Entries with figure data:

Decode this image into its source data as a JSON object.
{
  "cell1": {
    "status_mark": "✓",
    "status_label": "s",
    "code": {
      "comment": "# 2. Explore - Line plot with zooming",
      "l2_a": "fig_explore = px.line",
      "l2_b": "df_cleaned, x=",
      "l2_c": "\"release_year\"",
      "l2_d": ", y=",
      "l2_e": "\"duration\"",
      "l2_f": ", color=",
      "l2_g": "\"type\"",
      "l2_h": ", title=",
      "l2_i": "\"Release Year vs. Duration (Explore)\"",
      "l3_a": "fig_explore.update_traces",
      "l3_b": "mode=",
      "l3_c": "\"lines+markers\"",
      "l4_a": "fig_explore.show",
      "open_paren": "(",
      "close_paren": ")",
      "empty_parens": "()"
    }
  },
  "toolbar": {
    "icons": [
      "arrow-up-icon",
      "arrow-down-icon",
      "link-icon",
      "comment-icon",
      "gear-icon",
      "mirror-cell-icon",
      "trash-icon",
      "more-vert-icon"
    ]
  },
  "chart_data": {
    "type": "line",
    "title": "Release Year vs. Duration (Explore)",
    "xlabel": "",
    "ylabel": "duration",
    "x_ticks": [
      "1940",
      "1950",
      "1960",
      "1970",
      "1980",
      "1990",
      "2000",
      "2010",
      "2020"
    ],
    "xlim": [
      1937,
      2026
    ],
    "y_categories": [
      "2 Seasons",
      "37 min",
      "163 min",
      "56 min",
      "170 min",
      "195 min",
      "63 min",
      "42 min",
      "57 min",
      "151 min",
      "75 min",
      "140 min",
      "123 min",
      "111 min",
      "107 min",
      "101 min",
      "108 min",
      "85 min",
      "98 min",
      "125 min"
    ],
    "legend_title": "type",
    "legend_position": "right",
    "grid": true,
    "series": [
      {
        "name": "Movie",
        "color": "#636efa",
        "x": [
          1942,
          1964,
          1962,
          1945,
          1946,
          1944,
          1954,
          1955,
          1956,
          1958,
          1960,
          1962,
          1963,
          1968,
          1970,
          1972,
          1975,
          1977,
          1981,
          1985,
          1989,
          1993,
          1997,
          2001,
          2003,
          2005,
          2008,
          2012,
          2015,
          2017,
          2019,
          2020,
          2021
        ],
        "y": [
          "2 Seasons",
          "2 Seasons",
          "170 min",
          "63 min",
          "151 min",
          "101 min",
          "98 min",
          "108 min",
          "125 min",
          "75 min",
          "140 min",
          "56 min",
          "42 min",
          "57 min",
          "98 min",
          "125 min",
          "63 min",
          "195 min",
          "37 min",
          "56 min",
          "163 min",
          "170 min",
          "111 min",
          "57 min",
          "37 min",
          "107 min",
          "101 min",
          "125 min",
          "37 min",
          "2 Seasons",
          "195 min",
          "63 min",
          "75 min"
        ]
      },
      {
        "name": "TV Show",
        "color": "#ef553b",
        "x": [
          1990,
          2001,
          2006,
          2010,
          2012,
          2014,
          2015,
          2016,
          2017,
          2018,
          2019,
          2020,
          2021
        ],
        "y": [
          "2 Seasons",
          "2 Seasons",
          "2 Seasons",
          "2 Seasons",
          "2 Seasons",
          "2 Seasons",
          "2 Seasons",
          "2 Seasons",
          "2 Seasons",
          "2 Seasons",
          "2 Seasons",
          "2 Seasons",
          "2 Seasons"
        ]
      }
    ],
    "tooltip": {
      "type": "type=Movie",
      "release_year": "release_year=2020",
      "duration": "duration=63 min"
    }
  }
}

→ **Problem description**:
Repeat every entry word for word.

→ **Complete answer**:
Decode this image into its source data as a JSON object.
{
  "cell1": {
    "status_mark": "✓",
    "status_label": "s",
    "code": {
      "comment": "# 2. Explore - Line plot with zooming",
      "l2_a": "fig_explore = px.line",
      "l2_b": "df_cleaned, x=",
      "l2_c": "\"release_year\"",
      "l2_d": ", y=",
      "l2_e": "\"duration\"",
      "l2_f": ", color=",
      "l2_g": "\"type\"",
      "l2_h": ", title=",
      "l2_i": "\"Release Year vs. Duration (Explore)\"",
      "l3_a": "fig_explore.update_traces",
      "l3_b": "mode=",
      "l3_c": "\"lines+markers\"",
      "l4_a": "fig_explore.show",
      "open_paren": "(",
      "close_paren": ")",
      "empty_parens": "()"
    }
  },
  "toolbar": {
    "icons": [
      "arrow-up-icon",
      "arrow-down-icon",
      "link-icon",
      "comment-icon",
      "gear-icon",
      "mirror-cell-icon",
      "trash-icon",
      "more-vert-icon"
    ]
  },
  "chart_data": {
    "type": "line",
    "title": "Release Year vs. Duration (Explore)",
    "xlabel": "",
    "ylabel": "duration",
    "x_ticks": [
      "1940",
      "1950",
      "1960",
      "1970",
      "1980",
      "1990",
      "2000",
      "2010",
      "2020"
    ],
    "xlim": [
      1937,
      2026
    ],
    "y_categories": [
      "2 Seasons",
      "37 min",
      "163 min",
      "56 min",
      "170 min",
      "195 min",
      "63 min",
      "42 min",
      "57 min",
      "151 min",
      "75 min",
      "140 min",
      "123 min",
      "111 min",
      "107 min",
      "101 min",
      "108 min",
      "85 min",
      "98 min",
      "125 min"
    ],
    "legend_title": "type",
    "legend_position": "right",
    "grid": true,
    "series": [
      {
        "name": "Movie",
        "color": "#636efa",
        "x": [
          1942,
          1964,
          1962,
          1945,
          1946,
          1944,
          1954,
          1955,
          1956,
          1958,
          1960,
          1962,
          1963,
          1968,
          1970,
          1972,
          1975,
          1977,
          1981,
          1985,
          1989,
          1993,
          1997,
          2001,
          2003,
          2005,
          2008,
          2012,
          2015,
          2017,
          2019,
          2020,
          2021
        ],
        "y": [
          "2 Seasons",
          "2 Seasons",
          "170 min",
          "63 min",
          "151 min",
          "101 min",
          "98 min",
          "108 min",
          "125 min",
          "75 min",
          "140 min",
          "56 min",
          "42 min",
          "57 min",
          "98 min",
          "125 min",
          "63 min",
          "195 min",
          "37 min",
          "56 min",
          "163 min",
          "170 min",
          "111 min",
          "57 min",
          "37 min",
          "107 min",
          "101 min",
          "125 min",
          "37 min",
          "2 Seasons",
          "195 min",
          "63 min",
          "75 min"
        ]
      },
      {
        "name": "TV Show",
        "color": "#ef553b",
        "x": [
          1990,
          2001,
          2006,
          2010,
          2012,
          2014,
          2015,
          2016,
          2017,
          2018,
          2019,
          2020,
          2021
        ],
        "y": [
          "2 Seasons",
          "2 Seasons",
          "2 Seasons",
          "2 Seasons",
          "2 Seasons",
          "2 Seasons",
          "2 Seasons",
          "2 Seasons",
          "2 Seasons",
          "2 Seasons",
          "2 Seasons",
          "2 Seasons",
          "2 Seasons"
        ]
      }
    ],
    "tooltip": {
      "type": "type=Movie",
      "release_year": "release_year=2020",
      "duration": "duration=63 min"
    }
  }
}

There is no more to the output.